[Stored data]
-*-
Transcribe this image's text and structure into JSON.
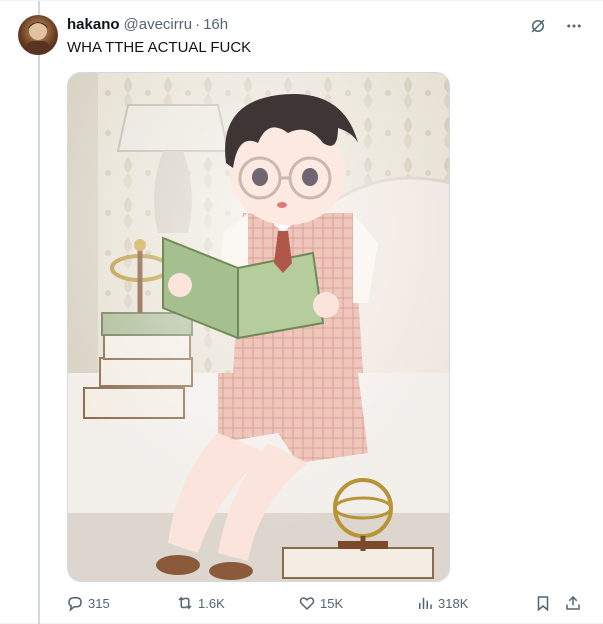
{
  "author": {
    "name": "hakano",
    "handle": "@avecirru",
    "separator": "·",
    "time": "16h",
    "avatar_icon": "user-avatar"
  },
  "tweet": {
    "text": "WHA TTHE ACTUAL FUCK"
  },
  "top_actions": [
    {
      "icon": "grok-icon"
    },
    {
      "icon": "more-icon"
    }
  ],
  "media": {
    "type": "illustration",
    "subject": "anime boy with glasses reading a green book on a bed"
  },
  "actions": {
    "reply_count": "315",
    "retweet_count": "1.6K",
    "like_count": "15K",
    "views_count": "318K"
  },
  "colors": {
    "text_primary": "#0f1419",
    "text_secondary": "#536471",
    "border": "#cfd9de"
  }
}
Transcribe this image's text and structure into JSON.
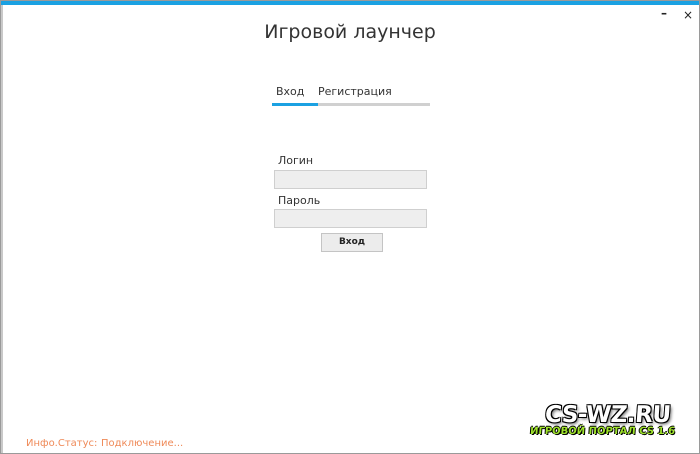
{
  "window": {
    "minimize_label": "–",
    "close_label": "×"
  },
  "header": {
    "title": "Игровой лаунчер"
  },
  "tabs": [
    {
      "label": "Вход",
      "active": true
    },
    {
      "label": "Регистрация",
      "active": false
    }
  ],
  "form": {
    "login_label": "Логин",
    "login_value": "",
    "password_label": "Пароль",
    "password_value": "",
    "submit_label": "Вход"
  },
  "status": {
    "label": "Инфо.Статус:",
    "value": "Подключение..."
  },
  "watermark": {
    "main": "CS-WZ.RU",
    "sub": "ИГРОВОЙ ПОРТАЛ CS 1.6"
  },
  "colors": {
    "accent": "#1ba1e2",
    "status_text": "#ef8a58",
    "watermark_green": "#9ee22b"
  }
}
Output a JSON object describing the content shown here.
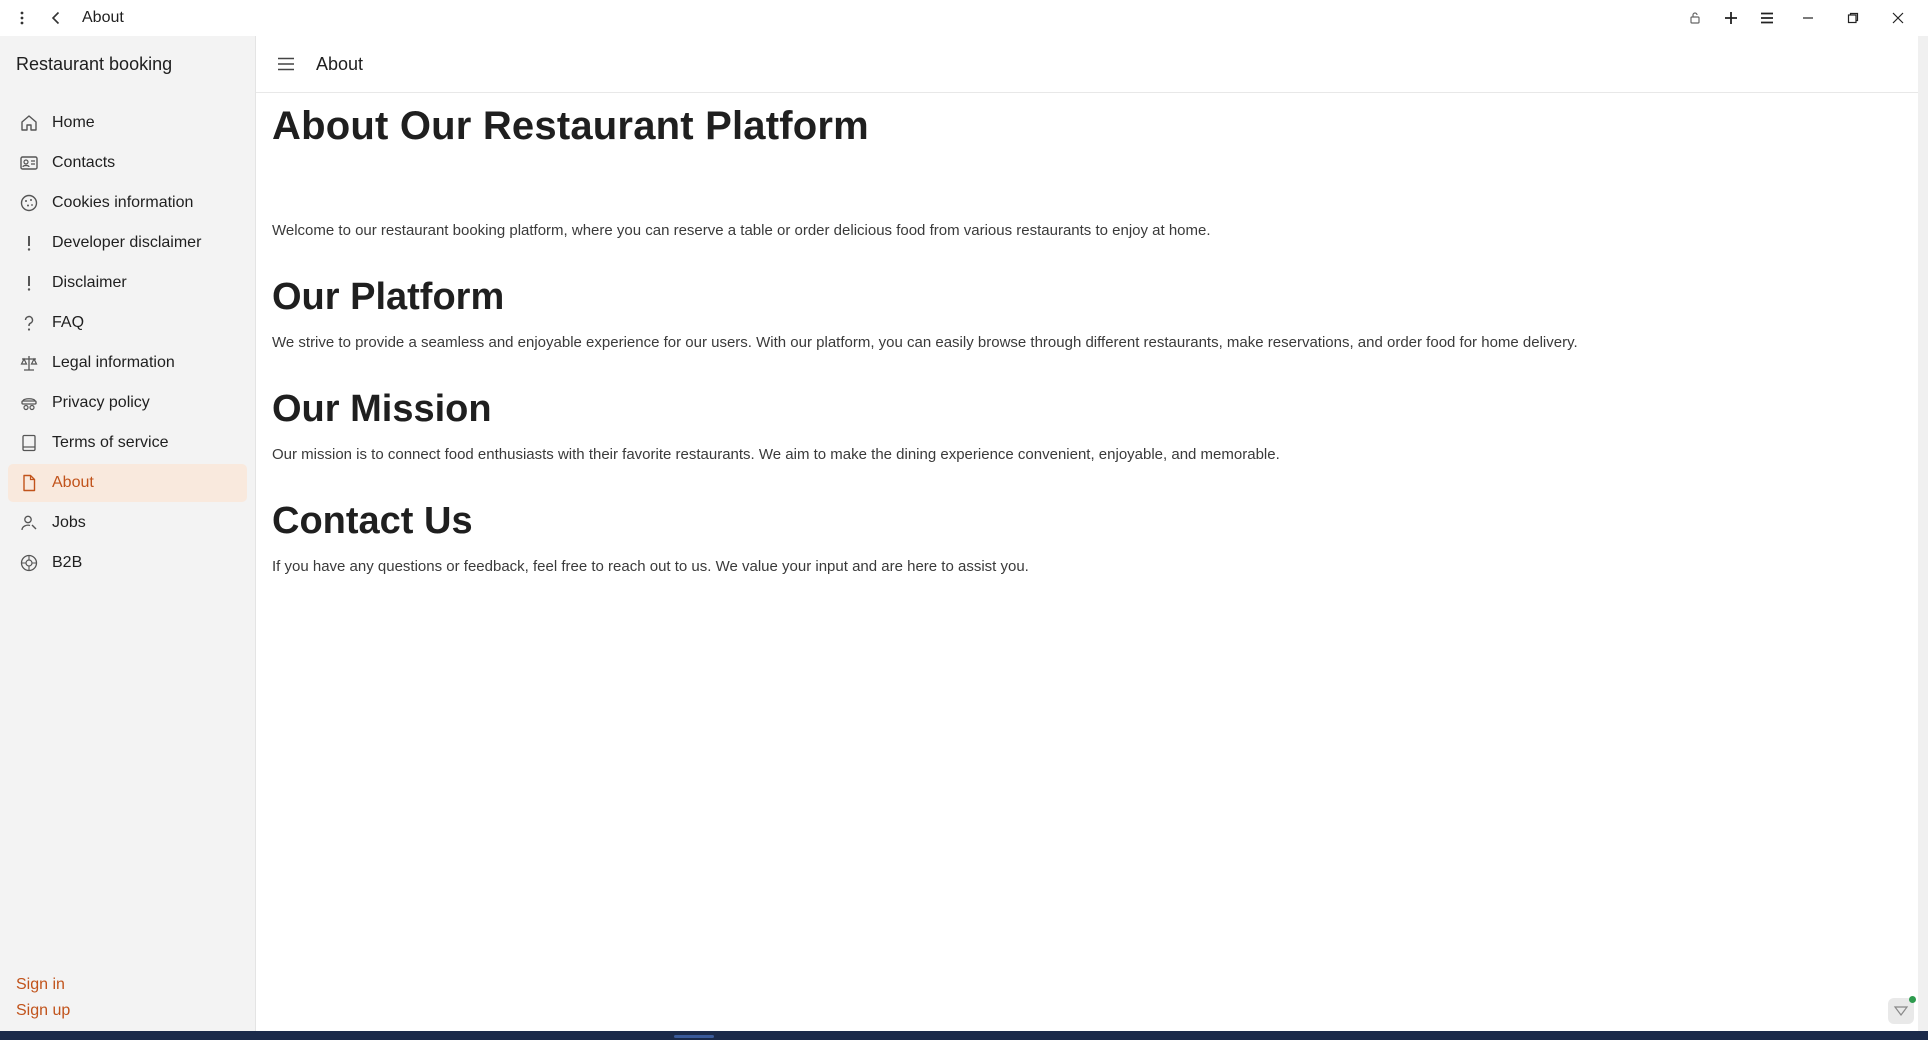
{
  "titlebar": {
    "title": "About",
    "icons": [
      "more-vertical-icon",
      "back-arrow-icon",
      "lock-icon",
      "plus-icon",
      "menu-icon",
      "minimize-icon",
      "restore-icon",
      "close-icon"
    ]
  },
  "sidebar": {
    "app_name": "Restaurant booking",
    "items": [
      {
        "label": "Home",
        "icon": "home-icon"
      },
      {
        "label": "Contacts",
        "icon": "contact-card-icon"
      },
      {
        "label": "Cookies information",
        "icon": "cookie-icon"
      },
      {
        "label": "Developer disclaimer",
        "icon": "exclamation-icon"
      },
      {
        "label": "Disclaimer",
        "icon": "exclamation-icon"
      },
      {
        "label": "FAQ",
        "icon": "question-icon"
      },
      {
        "label": "Legal information",
        "icon": "scales-icon"
      },
      {
        "label": "Privacy policy",
        "icon": "privacy-icon"
      },
      {
        "label": "Terms of service",
        "icon": "document-icon"
      },
      {
        "label": "About",
        "icon": "page-icon",
        "active": true
      },
      {
        "label": "Jobs",
        "icon": "person-icon"
      },
      {
        "label": "B2B",
        "icon": "globe-icon"
      }
    ],
    "sign_in": "Sign in",
    "sign_up": "Sign up"
  },
  "main": {
    "header_title": "About",
    "heading": "About Our Restaurant Platform",
    "intro": "Welcome to our restaurant booking platform, where you can reserve a table or order delicious food from various restaurants to enjoy at home.",
    "sections": [
      {
        "title": "Our Platform",
        "text": "We strive to provide a seamless and enjoyable experience for our users. With our platform, you can easily browse through different restaurants, make reservations, and order food for home delivery."
      },
      {
        "title": "Our Mission",
        "text": "Our mission is to connect food enthusiasts with their favorite restaurants. We aim to make the dining experience convenient, enjoyable, and memorable."
      },
      {
        "title": "Contact Us",
        "text": "If you have any questions or feedback, feel free to reach out to us. We value your input and are here to assist you."
      }
    ]
  },
  "colors": {
    "accent": "#c1531b",
    "active_bg": "#f9e9dd",
    "sidebar_bg": "#f3f3f3"
  }
}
-*-
**What to produce:** Going over the lines above, work out how many include "About", then give only that number.

**Exercise response:** 4